**WHAT YOU SHOULD DO:** Format the lines below as a numbered list, starting at the first line and ending at the one that contains "app-icon[interactable] bbox=[448, 1039, 480, 1071]". Include only those lines and leave out any blank ones.

──────

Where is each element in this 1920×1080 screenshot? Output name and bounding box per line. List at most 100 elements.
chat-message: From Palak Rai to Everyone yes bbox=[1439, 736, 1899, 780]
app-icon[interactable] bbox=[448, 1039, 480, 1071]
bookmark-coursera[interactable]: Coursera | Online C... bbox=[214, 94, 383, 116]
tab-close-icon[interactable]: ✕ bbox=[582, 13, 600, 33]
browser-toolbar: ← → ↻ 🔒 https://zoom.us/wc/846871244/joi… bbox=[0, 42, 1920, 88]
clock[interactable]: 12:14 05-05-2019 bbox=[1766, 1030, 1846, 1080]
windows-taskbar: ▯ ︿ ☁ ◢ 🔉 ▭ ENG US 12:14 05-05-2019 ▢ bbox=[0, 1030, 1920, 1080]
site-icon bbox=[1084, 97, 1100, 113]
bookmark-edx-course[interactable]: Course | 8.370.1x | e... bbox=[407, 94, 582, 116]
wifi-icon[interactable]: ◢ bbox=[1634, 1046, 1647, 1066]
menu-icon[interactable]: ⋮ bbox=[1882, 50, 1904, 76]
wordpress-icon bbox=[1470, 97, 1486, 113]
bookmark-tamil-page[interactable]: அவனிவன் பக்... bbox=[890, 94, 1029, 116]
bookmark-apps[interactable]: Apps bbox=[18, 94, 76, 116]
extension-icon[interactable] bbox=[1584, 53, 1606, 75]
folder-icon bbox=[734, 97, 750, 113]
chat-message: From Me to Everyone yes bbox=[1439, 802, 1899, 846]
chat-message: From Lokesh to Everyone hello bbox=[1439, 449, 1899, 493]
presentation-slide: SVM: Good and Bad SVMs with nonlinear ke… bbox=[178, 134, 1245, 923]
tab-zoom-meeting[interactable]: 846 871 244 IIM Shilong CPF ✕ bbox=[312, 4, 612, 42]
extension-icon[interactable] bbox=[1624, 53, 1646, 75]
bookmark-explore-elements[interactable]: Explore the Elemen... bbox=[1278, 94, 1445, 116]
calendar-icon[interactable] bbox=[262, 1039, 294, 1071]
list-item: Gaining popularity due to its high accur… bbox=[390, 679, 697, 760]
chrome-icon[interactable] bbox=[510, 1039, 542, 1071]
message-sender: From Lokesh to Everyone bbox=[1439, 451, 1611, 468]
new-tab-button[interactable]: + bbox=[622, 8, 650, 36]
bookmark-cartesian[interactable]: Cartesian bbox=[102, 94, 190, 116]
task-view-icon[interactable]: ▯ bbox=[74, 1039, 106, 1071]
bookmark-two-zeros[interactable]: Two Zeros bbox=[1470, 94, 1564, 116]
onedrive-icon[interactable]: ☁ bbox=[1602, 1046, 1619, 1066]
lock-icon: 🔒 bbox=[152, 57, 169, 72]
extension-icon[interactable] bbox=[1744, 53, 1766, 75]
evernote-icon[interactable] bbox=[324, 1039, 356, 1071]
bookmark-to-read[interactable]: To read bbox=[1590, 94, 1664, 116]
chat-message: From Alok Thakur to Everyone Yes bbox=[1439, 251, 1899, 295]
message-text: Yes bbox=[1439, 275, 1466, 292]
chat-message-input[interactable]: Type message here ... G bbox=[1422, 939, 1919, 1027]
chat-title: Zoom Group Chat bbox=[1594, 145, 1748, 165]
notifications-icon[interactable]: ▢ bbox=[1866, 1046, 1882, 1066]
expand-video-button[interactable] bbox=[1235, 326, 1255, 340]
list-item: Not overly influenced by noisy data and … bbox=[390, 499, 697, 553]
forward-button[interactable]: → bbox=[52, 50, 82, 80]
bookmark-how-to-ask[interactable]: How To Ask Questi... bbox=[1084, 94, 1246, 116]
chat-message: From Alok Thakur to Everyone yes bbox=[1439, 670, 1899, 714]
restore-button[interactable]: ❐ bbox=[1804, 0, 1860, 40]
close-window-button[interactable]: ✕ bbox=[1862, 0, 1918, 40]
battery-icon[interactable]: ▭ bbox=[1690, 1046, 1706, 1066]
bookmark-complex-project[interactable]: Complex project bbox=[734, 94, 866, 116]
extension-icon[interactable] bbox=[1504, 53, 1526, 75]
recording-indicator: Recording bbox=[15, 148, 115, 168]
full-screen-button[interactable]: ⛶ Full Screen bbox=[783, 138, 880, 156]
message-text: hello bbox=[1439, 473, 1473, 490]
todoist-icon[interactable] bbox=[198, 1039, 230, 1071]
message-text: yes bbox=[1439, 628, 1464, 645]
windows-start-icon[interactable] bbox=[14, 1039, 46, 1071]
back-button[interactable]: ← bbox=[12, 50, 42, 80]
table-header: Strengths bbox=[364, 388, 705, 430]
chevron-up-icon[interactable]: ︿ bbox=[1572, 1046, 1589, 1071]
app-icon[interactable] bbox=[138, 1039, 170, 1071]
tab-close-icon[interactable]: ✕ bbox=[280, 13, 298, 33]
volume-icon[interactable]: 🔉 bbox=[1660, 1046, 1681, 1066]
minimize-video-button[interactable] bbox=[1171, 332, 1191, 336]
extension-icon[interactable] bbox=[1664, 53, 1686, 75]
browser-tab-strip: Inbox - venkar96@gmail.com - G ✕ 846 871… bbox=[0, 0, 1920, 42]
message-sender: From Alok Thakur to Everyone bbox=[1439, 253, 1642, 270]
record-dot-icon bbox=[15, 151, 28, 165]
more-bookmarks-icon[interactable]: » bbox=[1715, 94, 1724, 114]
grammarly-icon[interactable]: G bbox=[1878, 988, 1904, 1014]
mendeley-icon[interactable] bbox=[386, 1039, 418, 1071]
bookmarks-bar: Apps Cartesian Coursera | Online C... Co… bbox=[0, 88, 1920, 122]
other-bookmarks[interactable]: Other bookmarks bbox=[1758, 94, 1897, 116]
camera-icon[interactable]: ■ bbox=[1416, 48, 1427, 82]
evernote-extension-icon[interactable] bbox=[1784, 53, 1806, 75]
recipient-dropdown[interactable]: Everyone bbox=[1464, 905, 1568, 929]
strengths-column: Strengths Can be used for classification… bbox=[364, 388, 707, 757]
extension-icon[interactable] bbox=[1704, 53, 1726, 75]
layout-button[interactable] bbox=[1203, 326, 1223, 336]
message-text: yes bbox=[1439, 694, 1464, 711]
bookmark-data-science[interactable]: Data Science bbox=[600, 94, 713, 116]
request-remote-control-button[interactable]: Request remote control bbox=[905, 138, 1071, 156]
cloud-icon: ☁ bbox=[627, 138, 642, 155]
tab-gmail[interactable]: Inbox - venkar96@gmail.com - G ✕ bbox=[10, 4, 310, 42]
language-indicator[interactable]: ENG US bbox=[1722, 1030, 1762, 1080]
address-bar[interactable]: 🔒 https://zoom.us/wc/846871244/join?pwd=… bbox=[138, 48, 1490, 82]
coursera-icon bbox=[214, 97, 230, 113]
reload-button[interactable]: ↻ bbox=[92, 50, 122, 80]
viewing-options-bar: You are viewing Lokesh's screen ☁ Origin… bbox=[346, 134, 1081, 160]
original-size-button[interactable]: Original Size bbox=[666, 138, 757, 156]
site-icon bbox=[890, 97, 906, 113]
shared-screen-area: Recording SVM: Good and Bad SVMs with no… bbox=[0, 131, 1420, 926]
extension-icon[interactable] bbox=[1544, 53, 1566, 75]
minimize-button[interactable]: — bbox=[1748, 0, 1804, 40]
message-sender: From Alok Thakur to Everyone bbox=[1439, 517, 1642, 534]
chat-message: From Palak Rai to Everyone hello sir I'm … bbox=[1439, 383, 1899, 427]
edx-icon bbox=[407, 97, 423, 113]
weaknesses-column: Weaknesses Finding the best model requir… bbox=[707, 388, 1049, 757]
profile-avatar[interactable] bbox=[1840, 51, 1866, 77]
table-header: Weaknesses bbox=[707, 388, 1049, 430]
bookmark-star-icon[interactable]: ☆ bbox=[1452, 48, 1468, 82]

──────

**RESPONSE:**
1. Where is each element in this 1920×1080 screenshot? Output name and bounding box per line. List at most 100 elements.
2. chat-message: From Palak Rai to Everyone yes bbox=[1439, 736, 1899, 780]
3. app-icon[interactable] bbox=[448, 1039, 480, 1071]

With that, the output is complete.